[START OF Records shown]
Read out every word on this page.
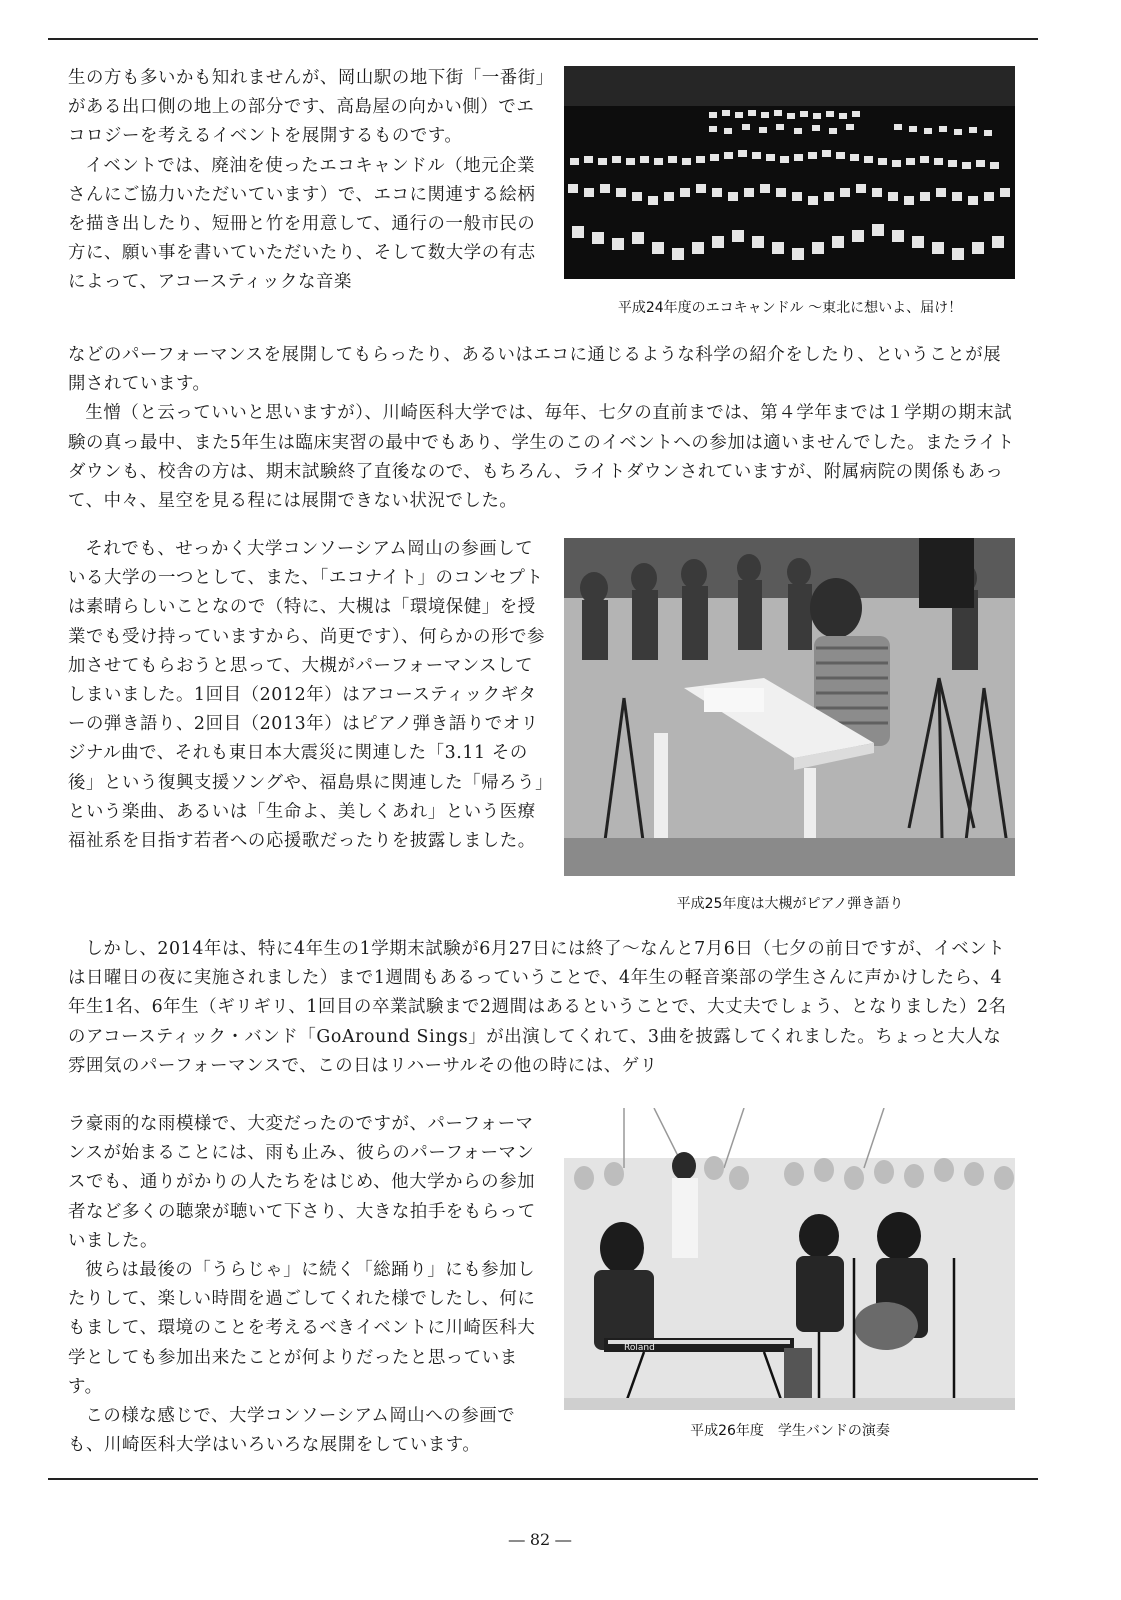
生の方も多いかも知れませんが、岡山駅の地下街「一番街」がある出口側の地上の部分です、高島屋の向かい側）でエコロジーを考えるイベントを展開するものです。

イベントでは、廃油を使ったエコキャンドル（地元企業さんにご協力いただいています）で、エコに関連する絵柄を描き出したり、短冊と竹を用意して、通行の一般市民の方に、願い事を書いていただいたり、そして数大学の有志によって、アコースティックな音楽

平成24年度のエコキャンドル ～東北に想いよ、届け！

などのパーフォーマンスを展開してもらったり、あるいはエコに通じるような科学の紹介をしたり、ということが展開されています。

生憎（と云っていいと思いますが）、川崎医科大学では、毎年、七夕の直前までは、第４学年までは１学期の期末試験の真っ最中、また5年生は臨床実習の最中でもあり、学生のこのイベントへの参加は適いませんでした。またライトダウンも、校舎の方は、期末試験終了直後なので、もちろん、ライトダウンされていますが、附属病院の関係もあって、中々、星空を見る程には展開できない状況でした。

それでも、せっかく大学コンソーシアム岡山の参画している大学の一つとして、また、「エコナイト」のコンセプトは素晴らしいことなので（特に、大槻は「環境保健」を授業でも受け持っていますから、尚更です）、何らかの形で参加させてもらおうと思って、大槻がパーフォーマンスしてしまいました。1回目（2012年）はアコースティックギターの弾き語り、2回目（2013年）はピアノ弾き語りでオリジナル曲で、それも東日本大震災に関連した「3.11 その後」という復興支援ソングや、福島県に関連した「帰ろう」という楽曲、あるいは「生命よ、美しくあれ」という医療福祉系を目指す若者への応援歌だったりを披露しました。

平成25年度は大槻がピアノ弾き語り

しかし、2014年は、特に4年生の1学期末試験が6月27日には終了～なんと7月6日（七夕の前日ですが、イベントは日曜日の夜に実施されました）まで1週間もあるっていうことで、4年生の軽音楽部の学生さんに声かけしたら、4年生1名、6年生（ギリギリ、1回目の卒業試験まで2週間はあるということで、大丈夫でしょう、となりました）2名のアコースティック・バンド「GoAround Sings」が出演してくれて、3曲を披露してくれました。ちょっと大人な雰囲気のパーフォーマンスで、この日はリハーサルその他の時には、ゲリ

ラ豪雨的な雨模様で、大変だったのですが、パーフォーマンスが始まることには、雨も止み、彼らのパーフォーマンスでも、通りがかりの人たちをはじめ、他大学からの参加者など多くの聴衆が聴いて下さり、大きな拍手をもらっていました。

彼らは最後の「うらじゃ」に続く「総踊り」にも参加したりして、楽しい時間を過ごしてくれた様でしたし、何にもまして、環境のことを考えるべきイベントに川崎医科大学としても参加出来たことが何よりだったと思っています。

この様な感じで、大学コンソーシアム岡山への参画でも、川崎医科大学はいろいろな展開をしています。

Roland
平成26年度　学生バンドの演奏
― 82 ―
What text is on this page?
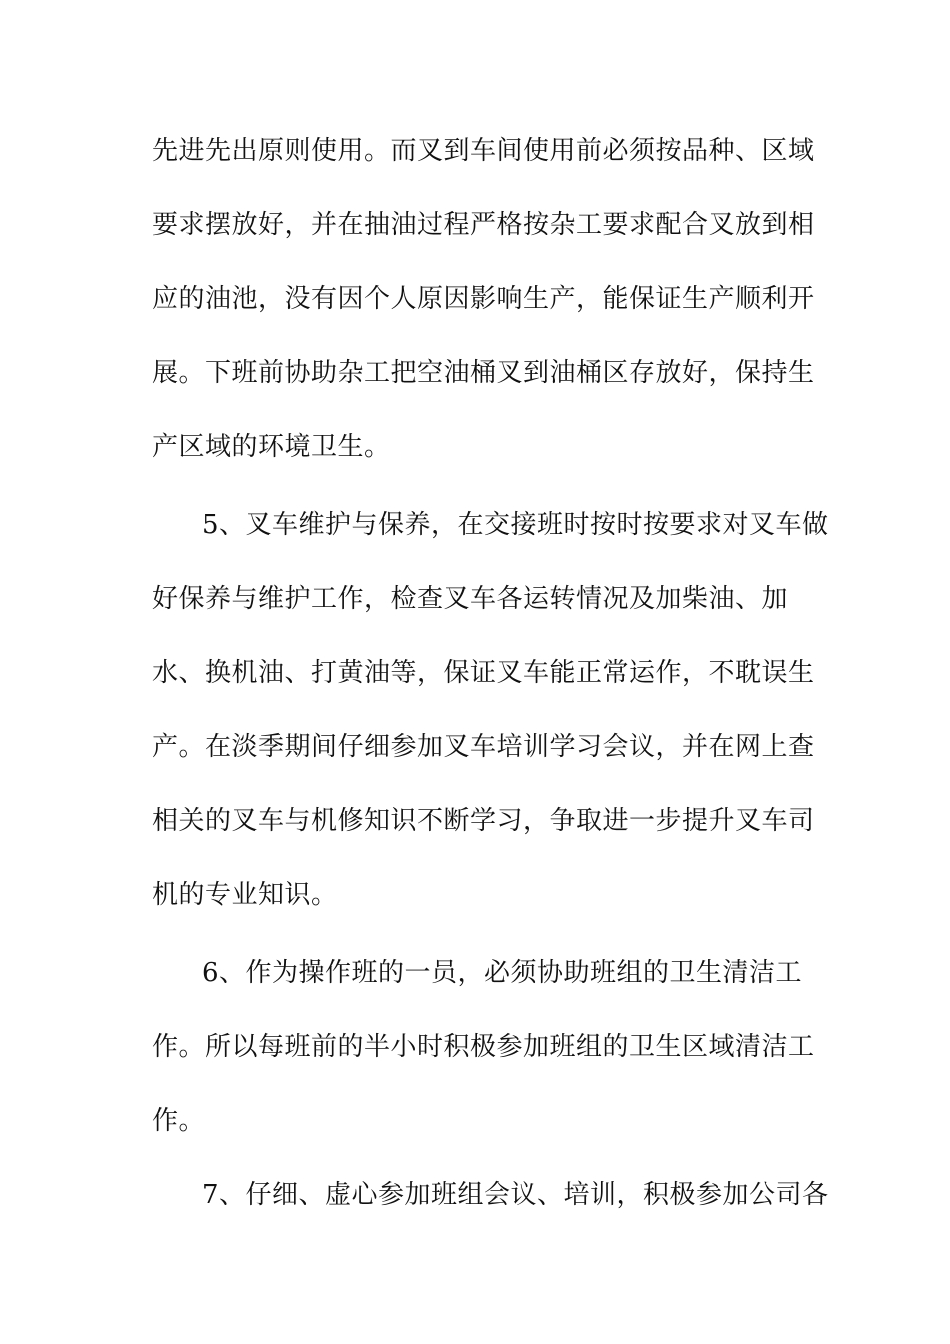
先进先出原则使用。而叉到车间使用前必须按品种、区域

要求摆放好，并在抽油过程严格按杂工要求配合叉放到相

应的油池，没有因个人原因影响生产，能保证生产顺利开

展。下班前协助杂工把空油桶叉到油桶区存放好，保持生

产区域的环境卫生。

5、叉车维护与保养，在交接班时按时按要求对叉车做

好保养与维护工作，检查叉车各运转情况及加柴油、加

水、换机油、打黄油等，保证叉车能正常运作，不耽误生

产。在淡季期间仔细参加叉车培训学习会议，并在网上查

相关的叉车与机修知识不断学习，争取进一步提升叉车司

机的专业知识。

6、作为操作班的一员，必须协助班组的卫生清洁工

作。所以每班前的半小时积极参加班组的卫生区域清洁工

作。

7、仔细、虚心参加班组会议、培训，积极参加公司各
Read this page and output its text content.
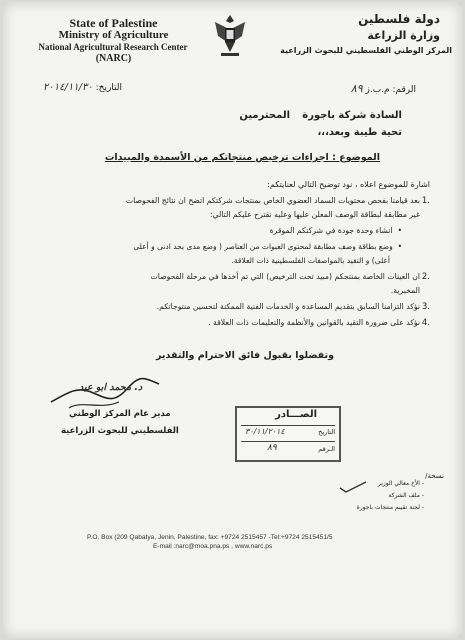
State of Palestine
Ministry of Agriculture
National Agricultural Research Center
(NARC)
دولة فلسطين
وزارة الزراعة
المركز الوطني الفلسطيني للبحوث الزراعية
الرقم: م.ب.ز ٨٩
التاريخ: ٢٠١٤/١١/٣٠
السادة شركة باجورة
المحترمين
تحية طيبة وبعد،،،
الموضوع : اجراءات ترخيص منتجاتكم من الأسمدة والمبيدات
اشارة للموضوع اعلاه ، نود توضيح التالي لعنايتكم:
.1
بعد قيامنا بفحص محتويات السماد العضوي الخاص بمنتجات شركتكم اتضح ان نتائج الفحوصات
غير مطابقة لبطاقة الوصف المعلن عليها وعليه نقترح عليكم التالي:
•  انشاء وحدة جودة في شركتكم الموقرة
•  وضع بطاقة وصف مطابقة لمحتوى العبوات من العناصر ( وضع مدى بحد ادنى و أعلى
أعلى) و التقيد بالمواصفات الفلسطينية ذات العلاقة.
.2
ان العينات الخاصة بمنتجكم (مبيد تحت الترخيص) التي تم أخذها في مرحلة الفحوصات
المخبرية.
.3
نؤكد التزامنا السابق بتقديم المساعدة و الخدمات الفنية الممكنة لتحسين منتوجاتكم.
.4
نؤكد على ضرورة التقيد بالقوانين والأنظمة والتعليمات ذات العلاقة .
وتفضلوا بقبول فائق الاحترام والتقدير
د. محمد ابو عيد
مدير عام المركز الوطني
الفلسطيني للبحوث الزراعية
الصـــادر
التاريخ
٣٠/١١/٢٠١٤
الـرقم
٨٩
نسخة/
- الأخ معالي الوزير
- ملف الشركة
- لجنة تقييم منتجات باجورة
P.O. Box (209 Qabatya, Jenin, Palestine, fax: +9724 2515457 -Tel:+9724 2515451/5
E-mail :narc@moa.pna.ps , www.narc.ps
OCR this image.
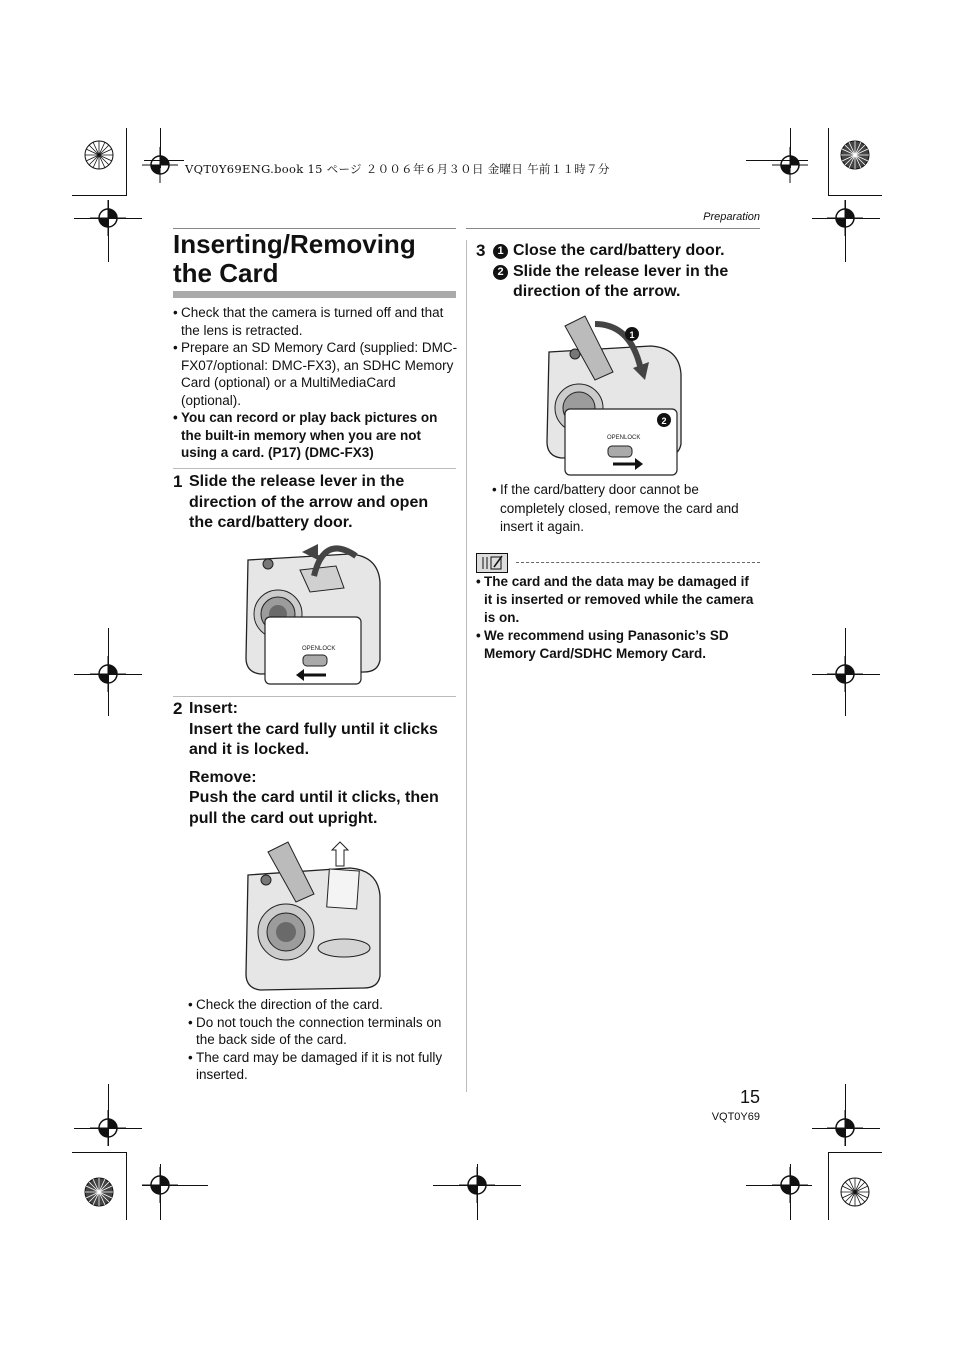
VQT0Y69ENG.book 15 ページ ２００６年６月３０日 金曜日 午前１１時７分
Preparation
Inserting/Removing
the Card
• Check that the camera is turned off and that the lens is retracted.
• Prepare an SD Memory Card (supplied: DMC-FX07/optional: DMC-FX3), an SDHC Memory Card (optional) or a MultiMediaCard (optional).
• You can record or play back pictures on the built-in memory when you are not using a card. (P17) (DMC-FX3)
1 Slide the release lever in the direction of the arrow and open the card/battery door.
OPEN LOCK
2 Insert:
Insert the card fully until it clicks and it is locked.
Remove:
Push the card until it clicks, then pull the card out upright.
• Check the direction of the card.
• Do not touch the connection terminals on the back side of the card.
• The card may be damaged if it is not fully inserted.
3	1 Close the card/battery door.
2 Slide the release lever in the direction of the arrow.
OPEN LOCK
1
2
• If the card/battery door cannot be completely closed, remove the card and insert it again.
• The card and the data may be damaged if it is inserted or removed while the camera is on.
• We recommend using Panasonic’s SD Memory Card/SDHC Memory Card.
15
VQT0Y69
[END OF Records shown]
Exercise goal = Pull every line containing "الفحوصات" from the data.

Result =
بعد قيامنا بفحص محتويات السماد العضوي الخاص بمنتجات شركتكم اتضح ان نتائج الفحوصات
ان العينات الخاصة بمنتجكم (مبيد تحت الترخيص) التي تم أخذها في مرحلة الفحوصات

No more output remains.